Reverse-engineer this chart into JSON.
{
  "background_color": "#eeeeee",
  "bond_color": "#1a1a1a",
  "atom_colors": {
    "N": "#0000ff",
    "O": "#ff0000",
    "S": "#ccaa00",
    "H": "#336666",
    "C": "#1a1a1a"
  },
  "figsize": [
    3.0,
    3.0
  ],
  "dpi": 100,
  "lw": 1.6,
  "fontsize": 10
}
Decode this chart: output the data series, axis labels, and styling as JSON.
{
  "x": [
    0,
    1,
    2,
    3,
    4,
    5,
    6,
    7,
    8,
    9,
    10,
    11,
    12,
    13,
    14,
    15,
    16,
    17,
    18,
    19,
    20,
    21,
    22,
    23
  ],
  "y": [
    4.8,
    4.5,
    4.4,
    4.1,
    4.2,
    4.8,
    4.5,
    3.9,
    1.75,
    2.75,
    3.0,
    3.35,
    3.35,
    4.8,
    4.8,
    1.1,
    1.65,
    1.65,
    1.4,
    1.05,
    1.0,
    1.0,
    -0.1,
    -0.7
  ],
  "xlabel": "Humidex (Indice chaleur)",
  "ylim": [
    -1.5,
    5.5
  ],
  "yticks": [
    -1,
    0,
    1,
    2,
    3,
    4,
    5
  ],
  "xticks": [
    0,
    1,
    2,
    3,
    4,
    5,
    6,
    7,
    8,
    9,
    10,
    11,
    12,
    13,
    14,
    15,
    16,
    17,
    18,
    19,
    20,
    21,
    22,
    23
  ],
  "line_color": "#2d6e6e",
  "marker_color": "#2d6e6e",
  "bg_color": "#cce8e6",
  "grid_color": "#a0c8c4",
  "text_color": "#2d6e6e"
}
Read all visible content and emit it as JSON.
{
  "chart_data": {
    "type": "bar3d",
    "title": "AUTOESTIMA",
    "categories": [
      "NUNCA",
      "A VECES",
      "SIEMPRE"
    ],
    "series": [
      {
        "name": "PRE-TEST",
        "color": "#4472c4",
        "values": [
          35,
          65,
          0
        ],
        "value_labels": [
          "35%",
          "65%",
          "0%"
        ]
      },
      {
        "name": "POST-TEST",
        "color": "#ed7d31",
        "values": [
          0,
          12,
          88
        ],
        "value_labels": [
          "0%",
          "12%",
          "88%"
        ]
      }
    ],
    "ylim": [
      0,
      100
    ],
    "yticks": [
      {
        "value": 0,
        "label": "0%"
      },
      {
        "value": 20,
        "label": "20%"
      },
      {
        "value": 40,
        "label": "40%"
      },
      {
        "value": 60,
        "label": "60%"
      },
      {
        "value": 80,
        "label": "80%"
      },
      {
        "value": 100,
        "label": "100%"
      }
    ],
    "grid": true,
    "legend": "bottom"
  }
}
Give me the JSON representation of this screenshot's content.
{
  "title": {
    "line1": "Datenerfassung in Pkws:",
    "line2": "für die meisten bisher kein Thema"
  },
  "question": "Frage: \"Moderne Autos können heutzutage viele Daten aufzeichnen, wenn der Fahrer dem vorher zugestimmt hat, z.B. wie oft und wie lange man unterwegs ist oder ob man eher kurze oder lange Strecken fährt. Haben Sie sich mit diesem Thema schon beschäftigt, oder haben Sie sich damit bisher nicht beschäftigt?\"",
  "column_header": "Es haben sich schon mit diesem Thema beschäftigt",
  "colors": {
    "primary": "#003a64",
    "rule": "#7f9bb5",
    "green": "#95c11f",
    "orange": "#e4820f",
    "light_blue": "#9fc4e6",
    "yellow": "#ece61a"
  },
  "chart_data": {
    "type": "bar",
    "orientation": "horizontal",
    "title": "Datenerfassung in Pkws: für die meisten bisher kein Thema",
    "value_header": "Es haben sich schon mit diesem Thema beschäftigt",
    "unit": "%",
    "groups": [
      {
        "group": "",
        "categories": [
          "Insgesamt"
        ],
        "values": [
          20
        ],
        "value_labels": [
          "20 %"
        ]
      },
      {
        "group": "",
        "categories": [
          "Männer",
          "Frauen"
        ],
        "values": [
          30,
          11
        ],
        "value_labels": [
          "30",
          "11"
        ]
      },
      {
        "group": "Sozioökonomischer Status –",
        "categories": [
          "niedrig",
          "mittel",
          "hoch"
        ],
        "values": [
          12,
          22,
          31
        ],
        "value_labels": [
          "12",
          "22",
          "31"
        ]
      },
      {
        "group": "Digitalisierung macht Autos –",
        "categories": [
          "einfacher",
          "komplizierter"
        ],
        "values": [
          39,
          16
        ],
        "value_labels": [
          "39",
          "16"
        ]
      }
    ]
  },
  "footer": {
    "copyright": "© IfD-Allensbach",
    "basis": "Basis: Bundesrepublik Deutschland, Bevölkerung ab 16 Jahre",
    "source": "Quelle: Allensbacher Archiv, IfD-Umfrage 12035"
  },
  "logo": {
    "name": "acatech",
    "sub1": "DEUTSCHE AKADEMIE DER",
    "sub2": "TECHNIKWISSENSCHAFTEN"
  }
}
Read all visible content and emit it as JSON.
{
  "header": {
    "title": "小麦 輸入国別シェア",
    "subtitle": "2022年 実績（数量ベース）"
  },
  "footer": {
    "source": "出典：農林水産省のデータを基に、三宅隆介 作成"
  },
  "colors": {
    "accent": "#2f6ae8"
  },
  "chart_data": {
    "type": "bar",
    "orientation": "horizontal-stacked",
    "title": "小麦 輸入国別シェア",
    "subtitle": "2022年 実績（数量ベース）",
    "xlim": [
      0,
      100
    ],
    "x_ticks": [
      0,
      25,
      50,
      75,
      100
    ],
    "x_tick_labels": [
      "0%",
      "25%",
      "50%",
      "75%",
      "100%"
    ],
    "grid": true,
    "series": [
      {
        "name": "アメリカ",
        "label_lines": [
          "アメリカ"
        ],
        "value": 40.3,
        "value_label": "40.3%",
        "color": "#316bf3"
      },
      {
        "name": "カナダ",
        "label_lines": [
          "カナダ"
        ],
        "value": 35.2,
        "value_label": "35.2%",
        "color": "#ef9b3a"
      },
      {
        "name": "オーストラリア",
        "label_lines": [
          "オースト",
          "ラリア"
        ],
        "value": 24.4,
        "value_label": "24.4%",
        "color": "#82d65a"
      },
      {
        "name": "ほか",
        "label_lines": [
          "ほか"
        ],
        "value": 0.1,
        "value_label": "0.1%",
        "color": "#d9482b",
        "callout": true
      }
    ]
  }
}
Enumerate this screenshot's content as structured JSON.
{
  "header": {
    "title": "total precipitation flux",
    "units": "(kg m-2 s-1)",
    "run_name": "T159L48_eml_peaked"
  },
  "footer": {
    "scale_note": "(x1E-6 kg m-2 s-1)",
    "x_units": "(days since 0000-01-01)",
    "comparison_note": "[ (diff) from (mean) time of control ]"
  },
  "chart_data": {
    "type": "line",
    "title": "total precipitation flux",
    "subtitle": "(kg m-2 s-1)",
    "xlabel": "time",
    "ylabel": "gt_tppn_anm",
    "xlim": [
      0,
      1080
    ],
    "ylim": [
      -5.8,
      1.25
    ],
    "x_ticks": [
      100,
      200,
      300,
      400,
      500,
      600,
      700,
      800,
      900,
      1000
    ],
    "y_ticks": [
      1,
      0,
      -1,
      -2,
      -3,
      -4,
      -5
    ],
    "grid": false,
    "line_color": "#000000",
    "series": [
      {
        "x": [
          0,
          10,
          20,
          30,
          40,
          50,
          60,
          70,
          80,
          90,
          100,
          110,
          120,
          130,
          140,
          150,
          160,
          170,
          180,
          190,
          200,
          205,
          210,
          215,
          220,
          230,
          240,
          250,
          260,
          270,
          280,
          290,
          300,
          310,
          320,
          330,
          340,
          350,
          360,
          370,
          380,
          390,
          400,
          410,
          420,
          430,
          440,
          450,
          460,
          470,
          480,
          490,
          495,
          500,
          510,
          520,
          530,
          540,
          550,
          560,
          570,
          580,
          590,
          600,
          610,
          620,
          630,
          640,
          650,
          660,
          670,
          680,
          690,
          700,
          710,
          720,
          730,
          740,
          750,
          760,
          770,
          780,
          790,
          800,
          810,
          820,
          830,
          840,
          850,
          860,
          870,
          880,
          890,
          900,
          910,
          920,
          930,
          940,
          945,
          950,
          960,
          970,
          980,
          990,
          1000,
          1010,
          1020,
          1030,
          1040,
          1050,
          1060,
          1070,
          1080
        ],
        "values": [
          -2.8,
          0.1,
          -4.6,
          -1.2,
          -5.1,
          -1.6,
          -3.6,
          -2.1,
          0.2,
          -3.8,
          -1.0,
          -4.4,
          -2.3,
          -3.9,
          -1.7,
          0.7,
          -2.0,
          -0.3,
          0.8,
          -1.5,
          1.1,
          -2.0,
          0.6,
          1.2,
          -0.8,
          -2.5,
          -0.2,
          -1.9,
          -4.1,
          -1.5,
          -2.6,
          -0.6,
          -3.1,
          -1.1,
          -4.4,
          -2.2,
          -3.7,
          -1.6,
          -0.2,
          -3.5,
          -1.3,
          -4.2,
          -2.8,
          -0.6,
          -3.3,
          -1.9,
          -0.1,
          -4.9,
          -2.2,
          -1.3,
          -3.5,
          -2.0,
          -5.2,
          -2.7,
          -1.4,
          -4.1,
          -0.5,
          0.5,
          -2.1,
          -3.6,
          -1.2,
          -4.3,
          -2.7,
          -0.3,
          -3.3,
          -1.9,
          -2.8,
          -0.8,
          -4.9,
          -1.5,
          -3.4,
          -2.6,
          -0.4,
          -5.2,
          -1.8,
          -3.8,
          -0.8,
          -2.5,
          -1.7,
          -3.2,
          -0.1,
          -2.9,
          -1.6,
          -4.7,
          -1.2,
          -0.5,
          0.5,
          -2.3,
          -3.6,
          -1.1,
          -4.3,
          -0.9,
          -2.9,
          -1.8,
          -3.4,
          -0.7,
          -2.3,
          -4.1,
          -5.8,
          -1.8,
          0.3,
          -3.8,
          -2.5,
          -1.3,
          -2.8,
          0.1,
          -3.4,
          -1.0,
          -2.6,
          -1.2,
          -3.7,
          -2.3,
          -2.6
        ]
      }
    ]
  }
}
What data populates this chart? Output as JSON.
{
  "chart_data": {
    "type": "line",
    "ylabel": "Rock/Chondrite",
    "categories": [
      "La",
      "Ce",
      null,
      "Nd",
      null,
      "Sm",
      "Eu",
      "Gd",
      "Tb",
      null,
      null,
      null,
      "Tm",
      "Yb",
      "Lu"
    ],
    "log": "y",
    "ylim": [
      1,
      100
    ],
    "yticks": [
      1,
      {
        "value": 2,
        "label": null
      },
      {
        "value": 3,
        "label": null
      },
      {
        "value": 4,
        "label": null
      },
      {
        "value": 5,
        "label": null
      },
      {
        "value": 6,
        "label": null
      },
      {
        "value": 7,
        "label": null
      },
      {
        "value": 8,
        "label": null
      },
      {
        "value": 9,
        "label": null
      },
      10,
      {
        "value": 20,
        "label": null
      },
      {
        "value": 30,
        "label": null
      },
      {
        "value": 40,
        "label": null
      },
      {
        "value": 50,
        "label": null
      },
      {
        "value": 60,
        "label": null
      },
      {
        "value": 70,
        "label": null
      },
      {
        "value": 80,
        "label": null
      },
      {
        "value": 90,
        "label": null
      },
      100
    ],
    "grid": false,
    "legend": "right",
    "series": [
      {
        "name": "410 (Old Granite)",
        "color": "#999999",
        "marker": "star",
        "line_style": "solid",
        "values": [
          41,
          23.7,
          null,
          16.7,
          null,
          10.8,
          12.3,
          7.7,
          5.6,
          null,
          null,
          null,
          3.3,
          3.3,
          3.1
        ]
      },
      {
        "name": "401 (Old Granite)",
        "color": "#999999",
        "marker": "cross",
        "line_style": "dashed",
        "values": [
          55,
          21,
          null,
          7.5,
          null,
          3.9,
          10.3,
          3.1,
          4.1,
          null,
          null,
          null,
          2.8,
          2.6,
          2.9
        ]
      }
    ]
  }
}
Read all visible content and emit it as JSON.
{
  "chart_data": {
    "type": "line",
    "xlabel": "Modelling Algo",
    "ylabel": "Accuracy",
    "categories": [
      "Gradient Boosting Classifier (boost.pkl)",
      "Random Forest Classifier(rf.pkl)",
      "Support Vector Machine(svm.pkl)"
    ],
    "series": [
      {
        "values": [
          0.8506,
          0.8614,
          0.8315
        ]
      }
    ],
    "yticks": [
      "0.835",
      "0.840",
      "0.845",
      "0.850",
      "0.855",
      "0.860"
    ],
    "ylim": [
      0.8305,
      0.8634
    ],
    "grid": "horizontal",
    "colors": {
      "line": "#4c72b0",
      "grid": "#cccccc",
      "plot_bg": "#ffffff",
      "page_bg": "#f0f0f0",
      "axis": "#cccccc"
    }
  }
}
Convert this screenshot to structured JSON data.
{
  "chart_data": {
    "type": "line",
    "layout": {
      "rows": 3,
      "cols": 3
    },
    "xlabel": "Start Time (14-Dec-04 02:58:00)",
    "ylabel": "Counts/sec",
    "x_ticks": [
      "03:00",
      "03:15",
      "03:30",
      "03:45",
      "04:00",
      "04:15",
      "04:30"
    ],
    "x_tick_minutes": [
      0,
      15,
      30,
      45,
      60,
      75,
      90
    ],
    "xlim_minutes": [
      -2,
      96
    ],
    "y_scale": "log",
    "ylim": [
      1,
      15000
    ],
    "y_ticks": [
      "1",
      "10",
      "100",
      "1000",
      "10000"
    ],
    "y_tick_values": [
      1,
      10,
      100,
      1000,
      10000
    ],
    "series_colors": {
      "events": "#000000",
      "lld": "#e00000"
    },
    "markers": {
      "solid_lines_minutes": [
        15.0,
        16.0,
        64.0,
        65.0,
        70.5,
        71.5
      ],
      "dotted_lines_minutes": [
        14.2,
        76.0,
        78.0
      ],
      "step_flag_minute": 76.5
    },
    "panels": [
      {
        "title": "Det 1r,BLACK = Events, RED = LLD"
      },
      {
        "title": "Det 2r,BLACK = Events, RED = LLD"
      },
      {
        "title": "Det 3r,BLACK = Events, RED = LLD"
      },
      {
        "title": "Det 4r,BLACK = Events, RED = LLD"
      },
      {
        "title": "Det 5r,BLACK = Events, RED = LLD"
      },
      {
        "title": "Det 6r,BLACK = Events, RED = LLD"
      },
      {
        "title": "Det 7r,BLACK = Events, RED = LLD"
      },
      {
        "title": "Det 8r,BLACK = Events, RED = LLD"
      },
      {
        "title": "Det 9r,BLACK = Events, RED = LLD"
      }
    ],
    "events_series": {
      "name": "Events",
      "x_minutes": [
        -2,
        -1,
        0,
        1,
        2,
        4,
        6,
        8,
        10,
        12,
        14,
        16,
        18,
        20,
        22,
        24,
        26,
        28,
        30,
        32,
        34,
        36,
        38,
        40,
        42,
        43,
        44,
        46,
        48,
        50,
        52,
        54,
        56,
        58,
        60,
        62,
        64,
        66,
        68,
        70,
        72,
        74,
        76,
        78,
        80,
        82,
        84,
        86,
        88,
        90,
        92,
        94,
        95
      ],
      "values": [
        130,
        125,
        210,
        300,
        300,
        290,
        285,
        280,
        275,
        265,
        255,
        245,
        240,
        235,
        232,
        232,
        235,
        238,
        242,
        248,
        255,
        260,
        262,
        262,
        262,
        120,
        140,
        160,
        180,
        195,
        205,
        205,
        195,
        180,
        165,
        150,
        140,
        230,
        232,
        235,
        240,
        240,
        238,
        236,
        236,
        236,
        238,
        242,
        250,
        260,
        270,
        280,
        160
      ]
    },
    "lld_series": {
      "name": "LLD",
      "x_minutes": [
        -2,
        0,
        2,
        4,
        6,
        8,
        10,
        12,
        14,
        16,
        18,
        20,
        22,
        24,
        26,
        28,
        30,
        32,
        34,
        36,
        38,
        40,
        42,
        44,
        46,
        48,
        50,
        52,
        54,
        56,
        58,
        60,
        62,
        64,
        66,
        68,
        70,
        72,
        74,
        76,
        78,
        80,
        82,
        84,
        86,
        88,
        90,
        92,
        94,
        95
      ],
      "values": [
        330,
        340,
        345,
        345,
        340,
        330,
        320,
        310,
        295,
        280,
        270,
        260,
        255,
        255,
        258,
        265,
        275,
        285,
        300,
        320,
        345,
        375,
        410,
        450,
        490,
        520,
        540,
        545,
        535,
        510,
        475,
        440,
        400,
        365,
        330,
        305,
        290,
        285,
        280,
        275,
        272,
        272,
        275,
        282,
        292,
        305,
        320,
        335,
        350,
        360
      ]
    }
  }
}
-*-*-
Work to be completed: Look through the entries above. Extract each line with the word "Granite".

Reply:
        "name": "410 (Old Granite)",
        "name": "401 (Old Granite)",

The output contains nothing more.